Saved entries:
○ ○ ○
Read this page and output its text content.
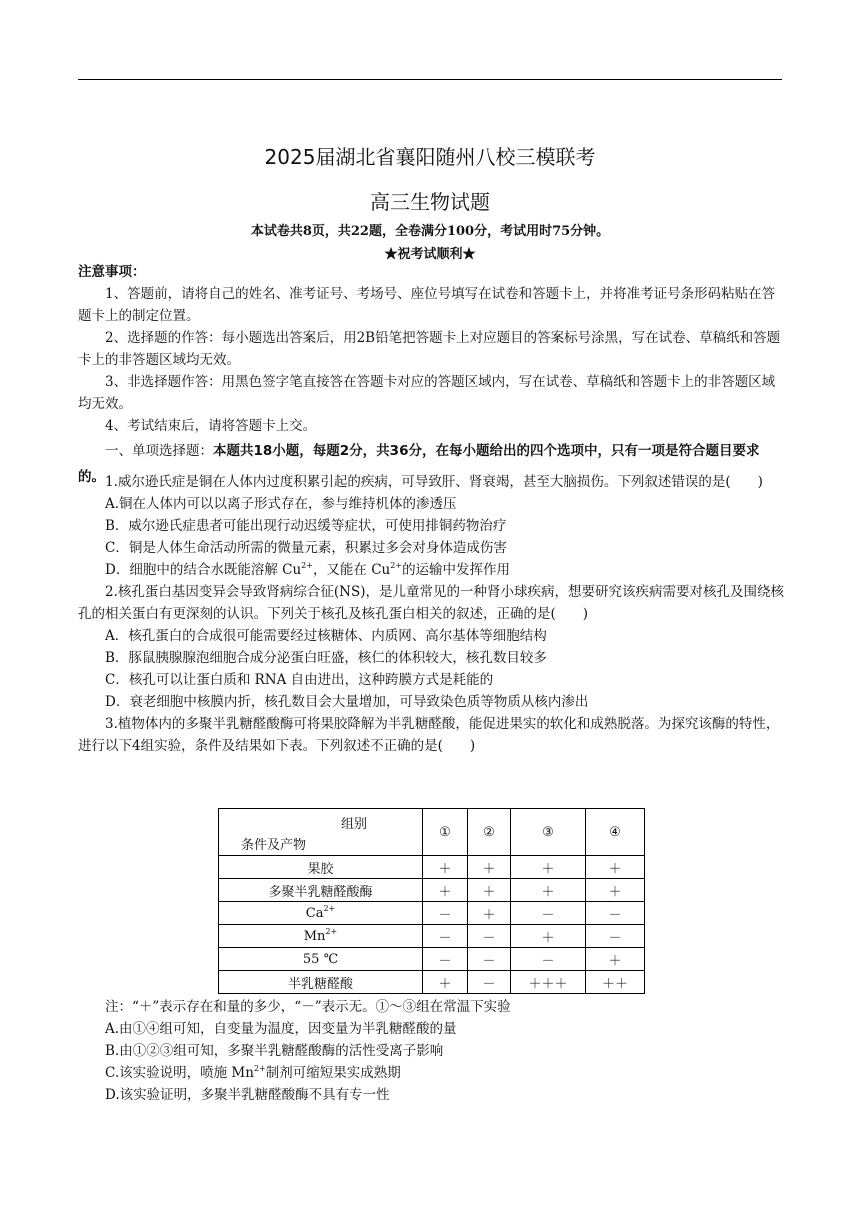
2025届湖北省襄阳随州八校三模联考
高三生物试题
本试卷共8页，共22题，全卷满分100分，考试用时75分钟。
★祝考试顺利★

注意事项：

1、答题前，请将自己的姓名、准考证号、考场号、座位号填写在试卷和答题卡上，并将准考证号条形码粘贴在答题卡上的制定位置。

2、选择题的作答：每小题选出答案后，用2B铅笔把答题卡上对应题目的答案标号涂黑，写在试卷、草稿纸和答题卡上的非答题区域均无效。

3、非选择题作答：用黑色签字笔直接答在答题卡对应的答题区域内，写在试卷、草稿纸和答题卡上的非答题区域均无效。

4、考试结束后，请将答题卡上交。

一、单项选择题：本题共18小题，每题2分，共36分，在每小题给出的四个选项中，只有一项是符合题目要求的。 1.威尔逊氏症是铜在人体内过度积累引起的疾病，可导致肝、肾衰竭，甚至大脑损伤。下列叙述错误的是(　　)

A.铜在人体内可以以离子形式存在，参与维持机体的渗透压

B．威尔逊氏症患者可能出现行动迟缓等症状，可使用排铜药物治疗

C．铜是人体生命活动所需的微量元素，积累过多会对身体造成伤害

D．细胞中的结合水既能溶解 $Cu^{2+}$，又能在 $Cu^{2+}$的运输中发挥作用

2.核孔蛋白基因变异会导致肾病综合征(NS)，是儿童常见的一种肾小球疾病，想要研究该疾病需要对核孔及围绕核孔的相关蛋白有更深刻的认识。下列关于核孔及核孔蛋白相关的叙述，正确的是(　　)

A．核孔蛋白的合成很可能需要经过核糖体、内质网、高尔基体等细胞结构

B．豚鼠胰腺腺泡细胞合成分泌蛋白旺盛，核仁的体积较大，核孔数目较多

C．核孔可以让蛋白质和 RNA 自由进出，这种跨膜方式是耗能的

D．衰老细胞中核膜内折，核孔数目会大量增加，可导致染色质等物质从核内渗出

3.植物体内的多聚半乳糖醛酸酶可将果胶降解为半乳糖醛酸，能促进果实的软化和成熟脱落。为探究该酶的特性，进行以下4组实验，条件及结果如下表。下列叙述不正确的是(　　)

组别
条件及产物	①	②	③	④
果胶	＋	＋	＋	＋
多聚半乳糖醛酸酶	＋	＋	＋	＋
$Ca^{2+}$	－	＋	－	－
$Mn^{2+}$	－	－	＋	－
55 ℃	－	－	－	＋
半乳糖醛酸	＋	－	＋＋＋	＋＋

注：“＋”表示存在和量的多少，“－”表示无。①～③组在常温下实验

A.由①④组可知，自变量为温度，因变量为半乳糖醛酸的量

B.由①②③组可知，多聚半乳糖醛酸酶的活性受离子影响

C.该实验说明，喷施 $Mn^{2+}$制剂可缩短果实成熟期

D.该实验证明，多聚半乳糖醛酸酶不具有专一性
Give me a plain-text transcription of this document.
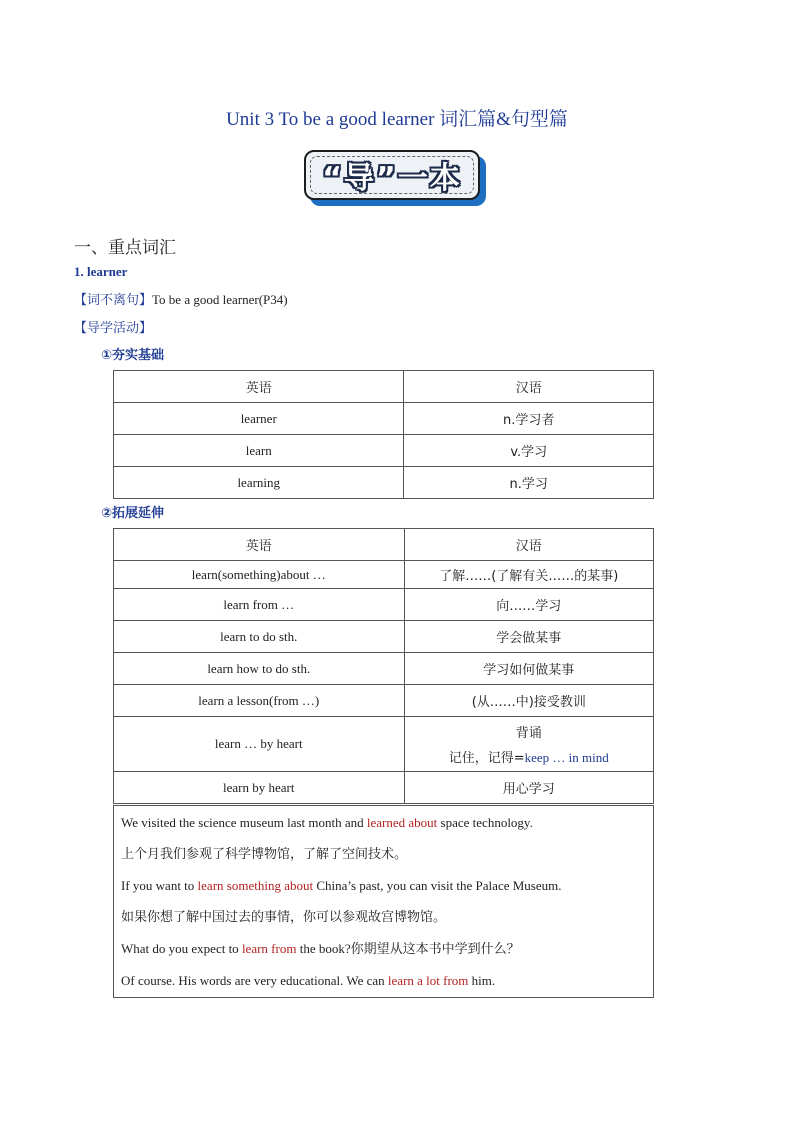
Unit 3 To be a good learner 词汇篇&句型篇
“导”一本
一、重点词汇
1. learner
【词不离句】To be a good learner(P34)
【导学活动】
①夯实基础
英语	汉语
learner	n.学习者
learn	v.学习
learning	n.学习
②拓展延伸
英语	汉语
learn(something)about …	了解……(了解有关……的某事)
learn from …	向……学习
learn to do sth.	学会做某事
learn how to do sth.	学习如何做某事
learn a lesson(from …)	(从……中)接受教训
learn … by heart	背诵
记住，记得=keep … in mind

learn by heart	用心学习
We visited the science museum last month and learned about space technology.
上个月我们参观了科学博物馆，了解了空间技术。
If you want to learn something about China’s past, you can visit the Palace Museum.
如果你想了解中国过去的事情，你可以参观故宫博物馆。
What do you expect to learn from the book?你期望从这本书中学到什么？
Of course. His words are very educational. We can learn a lot from him.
○ ○ ○
__Task instructions__.
Omit the pictures. Transcribe every record exactly.

__Output of the task__.
Read this page and output its text content.
2025届湖北省襄阳随州八校三模联考
高三生物试题
本试卷共8页，共22题，全卷满分100分，考试用时75分钟。
★祝考试顺利★

注意事项：

1、答题前，请将自己的姓名、准考证号、考场号、座位号填写在试卷和答题卡上，并将准考证号条形码粘贴在答题卡上的制定位置。

2、选择题的作答：每小题选出答案后，用2B铅笔把答题卡上对应题目的答案标号涂黑，写在试卷、草稿纸和答题卡上的非答题区域均无效。

3、非选择题作答：用黑色签字笔直接答在答题卡对应的答题区域内，写在试卷、草稿纸和答题卡上的非答题区域均无效。

4、考试结束后，请将答题卡上交。

一、单项选择题：本题共18小题，每题2分，共36分，在每小题给出的四个选项中，只有一项是符合题目要求的。 1.威尔逊氏症是铜在人体内过度积累引起的疾病，可导致肝、肾衰竭，甚至大脑损伤。下列叙述错误的是(　　)

A.铜在人体内可以以离子形式存在，参与维持机体的渗透压

B．威尔逊氏症患者可能出现行动迟缓等症状，可使用排铜药物治疗

C．铜是人体生命活动所需的微量元素，积累过多会对身体造成伤害

D．细胞中的结合水既能溶解 $Cu^{2+}$，又能在 $Cu^{2+}$的运输中发挥作用

2.核孔蛋白基因变异会导致肾病综合征(NS)，是儿童常见的一种肾小球疾病，想要研究该疾病需要对核孔及围绕核孔的相关蛋白有更深刻的认识。下列关于核孔及核孔蛋白相关的叙述，正确的是(　　)

A．核孔蛋白的合成很可能需要经过核糖体、内质网、高尔基体等细胞结构

B．豚鼠胰腺腺泡细胞合成分泌蛋白旺盛，核仁的体积较大，核孔数目较多

C．核孔可以让蛋白质和 RNA 自由进出，这种跨膜方式是耗能的

D．衰老细胞中核膜内折，核孔数目会大量增加，可导致染色质等物质从核内渗出

3.植物体内的多聚半乳糖醛酸酶可将果胶降解为半乳糖醛酸，能促进果实的软化和成熟脱落。为探究该酶的特性，进行以下4组实验，条件及结果如下表。下列叙述不正确的是(　　)

组别
条件及产物	①	②	③	④
果胶	＋	＋	＋	＋
多聚半乳糖醛酸酶	＋	＋	＋	＋
$Ca^{2+}$	－	＋	－	－
$Mn^{2+}$	－	－	＋	－
55 ℃	－	－	－	＋
半乳糖醛酸	＋	－	＋＋＋	＋＋

注：“＋”表示存在和量的多少，“－”表示无。①～③组在常温下实验

A.由①④组可知，自变量为温度，因变量为半乳糖醛酸的量

B.由①②③组可知，多聚半乳糖醛酸酶的活性受离子影响

C.该实验说明，喷施 $Mn^{2+}$制剂可缩短果实成熟期

D.该实验证明，多聚半乳糖醛酸酶不具有专一性
Give me a plain-text transcription of this document.
Unit 3 To be a good learner 词汇篇&句型篇
“导”一本
一、重点词汇
1. learner
【词不离句】To be a good learner(P34)
【导学活动】
①夯实基础
英语	汉语
learner	n.学习者
learn	v.学习
learning	n.学习
②拓展延伸
英语	汉语
learn(something)about …	了解……(了解有关……的某事)
learn from …	向……学习
learn to do sth.	学会做某事
learn how to do sth.	学习如何做某事
learn a lesson(from …)	(从……中)接受教训
learn … by heart	背诵
记住，记得=keep … in mind

learn by heart	用心学习
We visited the science museum last month and learned about space technology.
上个月我们参观了科学博物馆，了解了空间技术。
If you want to learn something about China’s past, you can visit the Palace Museum.
如果你想了解中国过去的事情，你可以参观故宫博物馆。
What do you expect to learn from the book?你期望从这本书中学到什么？
Of course. His words are very educational. We can learn a lot from him.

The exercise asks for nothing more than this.